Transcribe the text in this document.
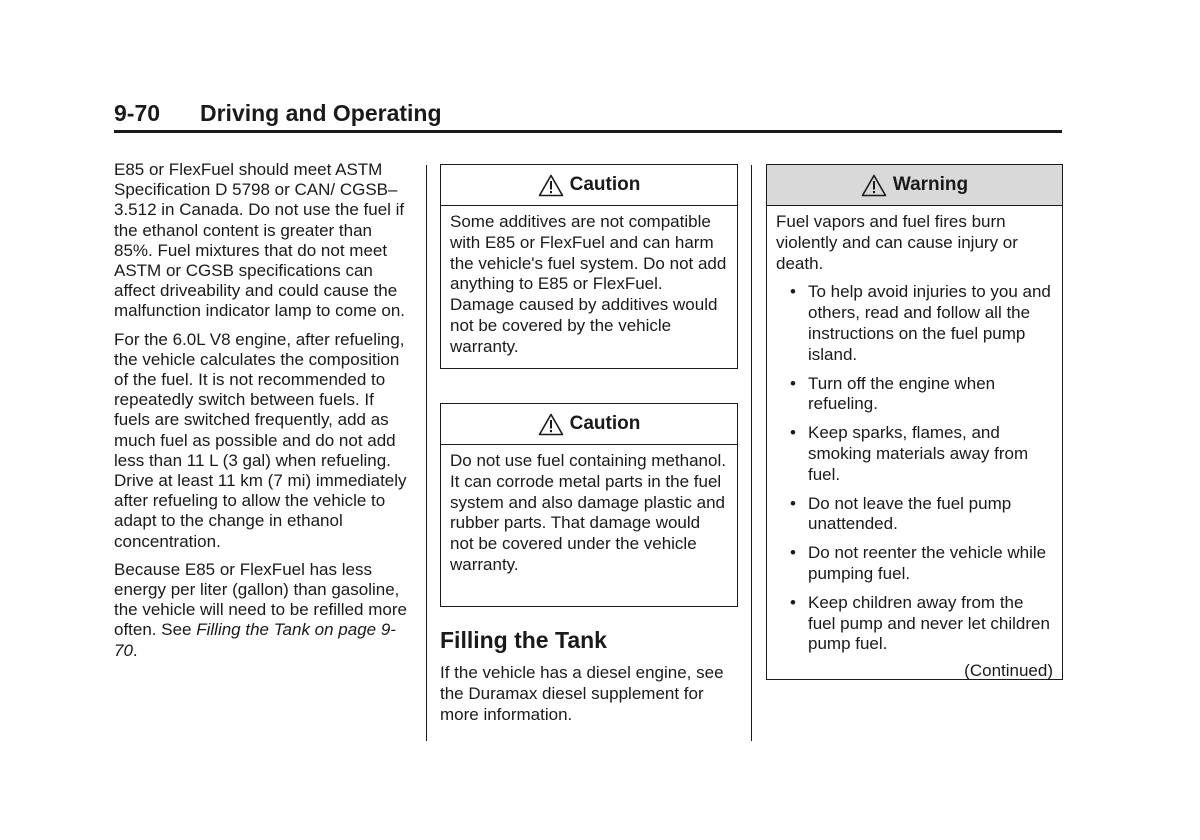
9-70 Driving and Operating

E85 or FlexFuel should meet ASTM Specification D 5798 or CAN/ CGSB–3.512 in Canada. Do not use the fuel if the ethanol content is greater than 85%. Fuel mixtures that do not meet ASTM or CGSB specifications can affect driveability and could cause the malfunction indicator lamp to come on.

For the 6.0L V8 engine, after refueling, the vehicle calculates the composition of the fuel. It is not recommended to repeatedly switch between fuels. If fuels are switched frequently, add as much fuel as possible and do not add less than 11 L (3 gal) when refueling. Drive at least 11 km (7 mi) immediately after refueling to allow the vehicle to adapt to the change in ethanol concentration.

Because E85 or FlexFuel has less energy per liter (gallon) than gasoline, the vehicle will need to be refilled more often. See Filling the Tank on page 9-70.

Caution
Some additives are not compatible with E85 or FlexFuel and can harm the vehicle's fuel system. Do not add anything to E85 or FlexFuel. Damage caused by additives would not be covered by the vehicle warranty.
Caution
Do not use fuel containing methanol. It can corrode metal parts in the fuel system and also damage plastic and rubber parts. That damage would not be covered under the vehicle warranty.
Filling the Tank
If the vehicle has a diesel engine, see the Duramax diesel supplement for more information.
Warning

Fuel vapors and fuel fires burn violently and can cause injury or death.

• To help avoid injuries to you and others, read and follow all the instructions on the fuel pump island.
• Turn off the engine when refueling.
• Keep sparks, flames, and smoking materials away from fuel.
• Do not leave the fuel pump unattended.
• Do not reenter the vehicle while pumping fuel.
• Keep children away from the fuel pump and never let children pump fuel.
(Continued)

====

Job
Pull out the lines above in which the word "Keep" appears.

Finished answer
• Keep sparks, flames, and smoking materials away from fuel.
• Keep children away from the fuel pump and never let children pump fuel.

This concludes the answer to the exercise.